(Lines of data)
# # # #
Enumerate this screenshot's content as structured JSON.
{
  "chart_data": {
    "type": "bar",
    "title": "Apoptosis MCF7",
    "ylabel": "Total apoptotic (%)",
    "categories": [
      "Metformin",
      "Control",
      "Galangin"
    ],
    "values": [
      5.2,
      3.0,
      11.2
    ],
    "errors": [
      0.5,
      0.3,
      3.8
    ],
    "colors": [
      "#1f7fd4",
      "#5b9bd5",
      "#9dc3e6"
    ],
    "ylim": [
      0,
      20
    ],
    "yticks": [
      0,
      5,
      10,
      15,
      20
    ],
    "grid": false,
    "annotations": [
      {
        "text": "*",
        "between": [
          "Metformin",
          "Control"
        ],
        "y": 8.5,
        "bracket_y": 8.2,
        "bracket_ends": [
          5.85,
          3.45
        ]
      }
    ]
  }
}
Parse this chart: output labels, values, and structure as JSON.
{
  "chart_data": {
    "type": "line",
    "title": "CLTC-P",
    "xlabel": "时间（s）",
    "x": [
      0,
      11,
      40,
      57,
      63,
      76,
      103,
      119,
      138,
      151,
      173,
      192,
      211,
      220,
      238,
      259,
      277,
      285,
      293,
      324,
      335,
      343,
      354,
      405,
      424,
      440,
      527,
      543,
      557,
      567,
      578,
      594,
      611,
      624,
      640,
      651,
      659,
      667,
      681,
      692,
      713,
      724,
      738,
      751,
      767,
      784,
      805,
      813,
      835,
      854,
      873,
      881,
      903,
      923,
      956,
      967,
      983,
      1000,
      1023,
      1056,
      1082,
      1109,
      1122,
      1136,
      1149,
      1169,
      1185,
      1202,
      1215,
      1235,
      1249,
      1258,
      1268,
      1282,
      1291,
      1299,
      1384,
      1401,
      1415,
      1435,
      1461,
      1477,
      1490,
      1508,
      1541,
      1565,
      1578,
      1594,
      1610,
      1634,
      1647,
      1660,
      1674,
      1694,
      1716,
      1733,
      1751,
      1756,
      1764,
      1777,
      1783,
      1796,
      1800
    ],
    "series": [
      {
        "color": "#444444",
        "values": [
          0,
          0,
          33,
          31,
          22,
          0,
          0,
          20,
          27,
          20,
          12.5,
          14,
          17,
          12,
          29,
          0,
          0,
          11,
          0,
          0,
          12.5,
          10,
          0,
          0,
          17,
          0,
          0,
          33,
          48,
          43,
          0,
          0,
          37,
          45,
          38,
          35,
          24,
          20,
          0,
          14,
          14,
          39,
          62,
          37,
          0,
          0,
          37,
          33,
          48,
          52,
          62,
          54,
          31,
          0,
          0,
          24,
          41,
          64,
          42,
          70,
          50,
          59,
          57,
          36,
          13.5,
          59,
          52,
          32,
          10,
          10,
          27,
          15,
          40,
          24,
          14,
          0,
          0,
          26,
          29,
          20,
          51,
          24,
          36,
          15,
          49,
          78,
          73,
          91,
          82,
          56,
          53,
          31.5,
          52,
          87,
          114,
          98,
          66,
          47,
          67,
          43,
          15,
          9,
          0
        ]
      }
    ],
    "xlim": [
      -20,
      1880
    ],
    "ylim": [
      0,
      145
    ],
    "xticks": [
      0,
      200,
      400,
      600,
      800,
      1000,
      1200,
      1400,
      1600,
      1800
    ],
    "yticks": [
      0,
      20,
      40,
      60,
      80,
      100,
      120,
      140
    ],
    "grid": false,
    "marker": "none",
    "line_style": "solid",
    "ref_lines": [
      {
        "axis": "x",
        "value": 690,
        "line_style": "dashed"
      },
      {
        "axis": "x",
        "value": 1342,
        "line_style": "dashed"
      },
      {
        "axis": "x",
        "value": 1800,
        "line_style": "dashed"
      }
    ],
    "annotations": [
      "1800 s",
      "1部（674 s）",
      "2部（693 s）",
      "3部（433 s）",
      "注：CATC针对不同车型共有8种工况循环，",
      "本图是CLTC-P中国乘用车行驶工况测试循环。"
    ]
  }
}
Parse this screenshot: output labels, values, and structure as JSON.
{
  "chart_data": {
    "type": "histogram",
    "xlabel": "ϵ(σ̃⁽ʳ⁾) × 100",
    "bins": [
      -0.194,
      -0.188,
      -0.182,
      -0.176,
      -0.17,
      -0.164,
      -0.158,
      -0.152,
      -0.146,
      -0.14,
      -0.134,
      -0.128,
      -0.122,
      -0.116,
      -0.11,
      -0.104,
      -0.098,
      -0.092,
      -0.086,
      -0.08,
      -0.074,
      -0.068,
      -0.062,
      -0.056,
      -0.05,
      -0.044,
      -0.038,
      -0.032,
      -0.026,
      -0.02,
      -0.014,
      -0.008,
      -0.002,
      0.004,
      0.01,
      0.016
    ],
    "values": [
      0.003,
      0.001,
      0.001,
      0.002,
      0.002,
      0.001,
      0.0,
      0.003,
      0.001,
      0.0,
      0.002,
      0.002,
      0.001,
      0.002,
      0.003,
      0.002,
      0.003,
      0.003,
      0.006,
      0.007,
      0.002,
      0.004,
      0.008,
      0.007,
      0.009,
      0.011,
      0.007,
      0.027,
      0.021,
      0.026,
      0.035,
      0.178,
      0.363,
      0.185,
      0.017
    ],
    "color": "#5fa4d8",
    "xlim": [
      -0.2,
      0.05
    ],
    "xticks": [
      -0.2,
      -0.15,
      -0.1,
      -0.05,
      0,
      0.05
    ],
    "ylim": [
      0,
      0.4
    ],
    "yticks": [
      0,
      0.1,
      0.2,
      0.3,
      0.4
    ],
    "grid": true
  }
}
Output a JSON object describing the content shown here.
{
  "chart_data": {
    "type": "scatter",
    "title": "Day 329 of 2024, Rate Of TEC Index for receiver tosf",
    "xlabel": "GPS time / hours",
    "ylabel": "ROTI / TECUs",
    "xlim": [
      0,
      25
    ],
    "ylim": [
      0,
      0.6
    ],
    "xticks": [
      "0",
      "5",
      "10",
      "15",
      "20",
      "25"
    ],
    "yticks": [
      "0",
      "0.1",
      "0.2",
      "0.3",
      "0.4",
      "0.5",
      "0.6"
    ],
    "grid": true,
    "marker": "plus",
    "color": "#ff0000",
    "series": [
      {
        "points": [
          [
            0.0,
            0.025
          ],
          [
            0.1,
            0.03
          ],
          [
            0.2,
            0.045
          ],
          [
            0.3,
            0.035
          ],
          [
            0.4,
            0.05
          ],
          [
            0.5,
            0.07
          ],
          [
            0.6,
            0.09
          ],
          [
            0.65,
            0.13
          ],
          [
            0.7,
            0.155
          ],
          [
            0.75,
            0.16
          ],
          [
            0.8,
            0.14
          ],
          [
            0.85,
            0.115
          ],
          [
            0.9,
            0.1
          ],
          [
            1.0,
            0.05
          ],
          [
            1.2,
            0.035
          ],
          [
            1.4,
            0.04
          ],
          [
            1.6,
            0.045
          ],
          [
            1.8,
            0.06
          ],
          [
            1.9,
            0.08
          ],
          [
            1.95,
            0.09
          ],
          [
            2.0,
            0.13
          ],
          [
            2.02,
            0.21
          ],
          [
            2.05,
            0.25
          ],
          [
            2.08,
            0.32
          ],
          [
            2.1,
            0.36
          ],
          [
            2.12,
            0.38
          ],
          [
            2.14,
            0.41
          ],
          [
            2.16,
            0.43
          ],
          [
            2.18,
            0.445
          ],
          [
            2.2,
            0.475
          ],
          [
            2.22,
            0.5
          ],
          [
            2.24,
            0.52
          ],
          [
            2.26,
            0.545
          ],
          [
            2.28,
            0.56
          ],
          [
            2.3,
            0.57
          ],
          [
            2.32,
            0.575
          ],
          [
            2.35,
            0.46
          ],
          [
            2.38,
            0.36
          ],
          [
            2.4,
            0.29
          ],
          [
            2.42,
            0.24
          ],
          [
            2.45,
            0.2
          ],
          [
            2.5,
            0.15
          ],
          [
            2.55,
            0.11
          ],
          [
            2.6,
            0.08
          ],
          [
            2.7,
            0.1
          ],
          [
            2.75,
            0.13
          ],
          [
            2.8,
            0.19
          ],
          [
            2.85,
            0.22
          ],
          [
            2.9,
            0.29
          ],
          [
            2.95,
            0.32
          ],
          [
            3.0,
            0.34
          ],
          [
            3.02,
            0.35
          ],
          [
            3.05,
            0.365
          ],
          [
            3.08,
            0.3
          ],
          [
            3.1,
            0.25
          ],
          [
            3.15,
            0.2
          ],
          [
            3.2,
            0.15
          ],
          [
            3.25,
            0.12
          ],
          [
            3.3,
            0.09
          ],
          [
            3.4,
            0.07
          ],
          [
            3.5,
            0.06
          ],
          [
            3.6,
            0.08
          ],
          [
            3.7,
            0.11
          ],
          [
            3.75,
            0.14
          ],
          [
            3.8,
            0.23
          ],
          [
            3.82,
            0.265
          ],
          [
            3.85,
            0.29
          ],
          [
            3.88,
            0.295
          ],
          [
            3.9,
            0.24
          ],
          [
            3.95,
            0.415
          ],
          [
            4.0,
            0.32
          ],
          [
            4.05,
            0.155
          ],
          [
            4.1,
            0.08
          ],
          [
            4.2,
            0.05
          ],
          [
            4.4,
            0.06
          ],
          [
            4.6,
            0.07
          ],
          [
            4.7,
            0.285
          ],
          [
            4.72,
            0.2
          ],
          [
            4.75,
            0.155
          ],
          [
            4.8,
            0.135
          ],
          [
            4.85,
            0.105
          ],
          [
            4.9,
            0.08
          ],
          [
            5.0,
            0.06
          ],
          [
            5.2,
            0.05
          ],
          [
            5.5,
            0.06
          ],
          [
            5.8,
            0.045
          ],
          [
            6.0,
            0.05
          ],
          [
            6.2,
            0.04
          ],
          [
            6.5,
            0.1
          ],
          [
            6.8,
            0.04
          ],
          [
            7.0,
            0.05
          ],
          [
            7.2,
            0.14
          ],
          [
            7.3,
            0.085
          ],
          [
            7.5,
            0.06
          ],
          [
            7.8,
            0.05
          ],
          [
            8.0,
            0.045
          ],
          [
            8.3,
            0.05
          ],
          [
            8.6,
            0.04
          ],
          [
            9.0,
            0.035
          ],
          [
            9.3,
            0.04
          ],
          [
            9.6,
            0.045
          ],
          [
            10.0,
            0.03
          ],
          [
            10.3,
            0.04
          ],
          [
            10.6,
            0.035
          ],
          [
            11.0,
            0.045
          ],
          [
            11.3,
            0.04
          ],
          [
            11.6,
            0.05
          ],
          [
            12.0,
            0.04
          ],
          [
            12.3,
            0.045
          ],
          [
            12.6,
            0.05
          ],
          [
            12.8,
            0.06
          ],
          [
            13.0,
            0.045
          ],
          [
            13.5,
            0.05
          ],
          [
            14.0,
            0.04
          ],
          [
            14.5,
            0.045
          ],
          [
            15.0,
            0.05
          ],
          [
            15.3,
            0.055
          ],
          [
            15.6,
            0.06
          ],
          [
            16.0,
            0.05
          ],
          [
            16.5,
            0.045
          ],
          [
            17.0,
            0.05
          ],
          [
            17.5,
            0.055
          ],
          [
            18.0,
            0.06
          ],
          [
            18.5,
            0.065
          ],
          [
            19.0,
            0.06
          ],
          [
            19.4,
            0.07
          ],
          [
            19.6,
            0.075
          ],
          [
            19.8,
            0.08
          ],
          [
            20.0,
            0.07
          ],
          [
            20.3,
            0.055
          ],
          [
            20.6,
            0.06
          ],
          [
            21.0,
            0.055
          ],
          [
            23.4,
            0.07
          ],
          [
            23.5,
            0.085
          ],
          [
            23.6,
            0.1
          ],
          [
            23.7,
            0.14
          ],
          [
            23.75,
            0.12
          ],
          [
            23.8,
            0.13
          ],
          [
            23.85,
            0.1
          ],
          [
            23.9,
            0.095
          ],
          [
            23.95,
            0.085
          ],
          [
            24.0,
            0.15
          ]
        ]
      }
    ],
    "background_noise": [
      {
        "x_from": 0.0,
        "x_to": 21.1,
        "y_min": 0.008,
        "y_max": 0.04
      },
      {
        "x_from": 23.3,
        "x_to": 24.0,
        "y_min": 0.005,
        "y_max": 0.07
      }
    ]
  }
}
# # # #
**Directions for this task:**
How many lines in the records above contain the word "JSON"? Reply with the number and nothing more.

**Exercise response:**
4